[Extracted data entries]
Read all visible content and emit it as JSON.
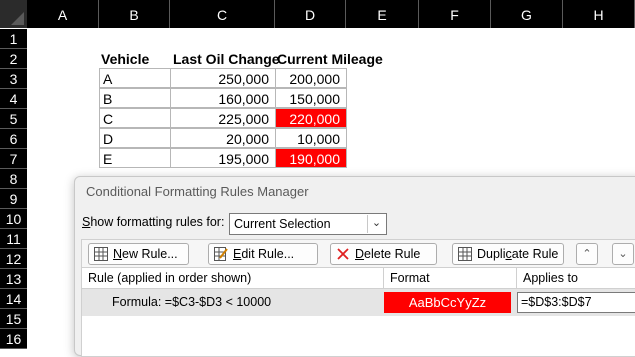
{
  "sheet": {
    "columns": [
      "A",
      "B",
      "C",
      "D",
      "E",
      "F",
      "G",
      "H"
    ],
    "rows": [
      "1",
      "2",
      "3",
      "4",
      "5",
      "6",
      "7",
      "8",
      "9",
      "10",
      "11",
      "12",
      "13",
      "14",
      "15",
      "16"
    ],
    "headers": {
      "vehicle": "Vehicle",
      "last_oil_change": "Last Oil Change",
      "current_mileage": "Current Mileage"
    },
    "data": [
      {
        "vehicle": "A",
        "last_oil_change": "250,000",
        "current_mileage": "200,000",
        "highlight": false
      },
      {
        "vehicle": "B",
        "last_oil_change": "160,000",
        "current_mileage": "150,000",
        "highlight": false
      },
      {
        "vehicle": "C",
        "last_oil_change": "225,000",
        "current_mileage": "220,000",
        "highlight": true
      },
      {
        "vehicle": "D",
        "last_oil_change": "20,000",
        "current_mileage": "10,000",
        "highlight": false
      },
      {
        "vehicle": "E",
        "last_oil_change": "195,000",
        "current_mileage": "190,000",
        "highlight": true
      }
    ],
    "highlight_color": "#ff0000"
  },
  "dialog": {
    "title": "Conditional Formatting Rules Manager",
    "show_label_underlined": "S",
    "show_label_rest": "how formatting rules for:",
    "show_value": "Current Selection",
    "buttons": {
      "new_rule_u": "N",
      "new_rule_rest": "ew Rule...",
      "edit_rule_u": "E",
      "edit_rule_rest": "dit Rule...",
      "delete_rule_u": "D",
      "delete_rule_rest": "elete Rule",
      "duplicate_rule_pre": "Dupli",
      "duplicate_rule_u": "c",
      "duplicate_rule_rest": "ate Rule"
    },
    "table": {
      "col_rule": "Rule (applied in order shown)",
      "col_format": "Format",
      "col_applies": "Applies to",
      "rule_formula": "Formula: =$C3-$D3 < 10000",
      "rule_format_preview": "AaBbCcYyZz",
      "rule_applies_to": "=$D$3:$D$7"
    }
  }
}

*PROBLEM:*
Every record above should be written out again exactly; the pictures stay out of the copy.

*RESULT OF THIS EXERCISE:*
Read all visible content and emit it as JSON.
{
  "sheet": {
    "columns": [
      "A",
      "B",
      "C",
      "D",
      "E",
      "F",
      "G",
      "H"
    ],
    "rows": [
      "1",
      "2",
      "3",
      "4",
      "5",
      "6",
      "7",
      "8",
      "9",
      "10",
      "11",
      "12",
      "13",
      "14",
      "15",
      "16"
    ],
    "headers": {
      "vehicle": "Vehicle",
      "last_oil_change": "Last Oil Change",
      "current_mileage": "Current Mileage"
    },
    "data": [
      {
        "vehicle": "A",
        "last_oil_change": "250,000",
        "current_mileage": "200,000",
        "highlight": false
      },
      {
        "vehicle": "B",
        "last_oil_change": "160,000",
        "current_mileage": "150,000",
        "highlight": false
      },
      {
        "vehicle": "C",
        "last_oil_change": "225,000",
        "current_mileage": "220,000",
        "highlight": true
      },
      {
        "vehicle": "D",
        "last_oil_change": "20,000",
        "current_mileage": "10,000",
        "highlight": false
      },
      {
        "vehicle": "E",
        "last_oil_change": "195,000",
        "current_mileage": "190,000",
        "highlight": true
      }
    ],
    "highlight_color": "#ff0000"
  },
  "dialog": {
    "title": "Conditional Formatting Rules Manager",
    "show_label_underlined": "S",
    "show_label_rest": "how formatting rules for:",
    "show_value": "Current Selection",
    "buttons": {
      "new_rule_u": "N",
      "new_rule_rest": "ew Rule...",
      "edit_rule_u": "E",
      "edit_rule_rest": "dit Rule...",
      "delete_rule_u": "D",
      "delete_rule_rest": "elete Rule",
      "duplicate_rule_pre": "Dupli",
      "duplicate_rule_u": "c",
      "duplicate_rule_rest": "ate Rule"
    },
    "table": {
      "col_rule": "Rule (applied in order shown)",
      "col_format": "Format",
      "col_applies": "Applies to",
      "rule_formula": "Formula: =$C3-$D3 < 10000",
      "rule_format_preview": "AaBbCcYyZz",
      "rule_applies_to": "=$D$3:$D$7"
    }
  }
}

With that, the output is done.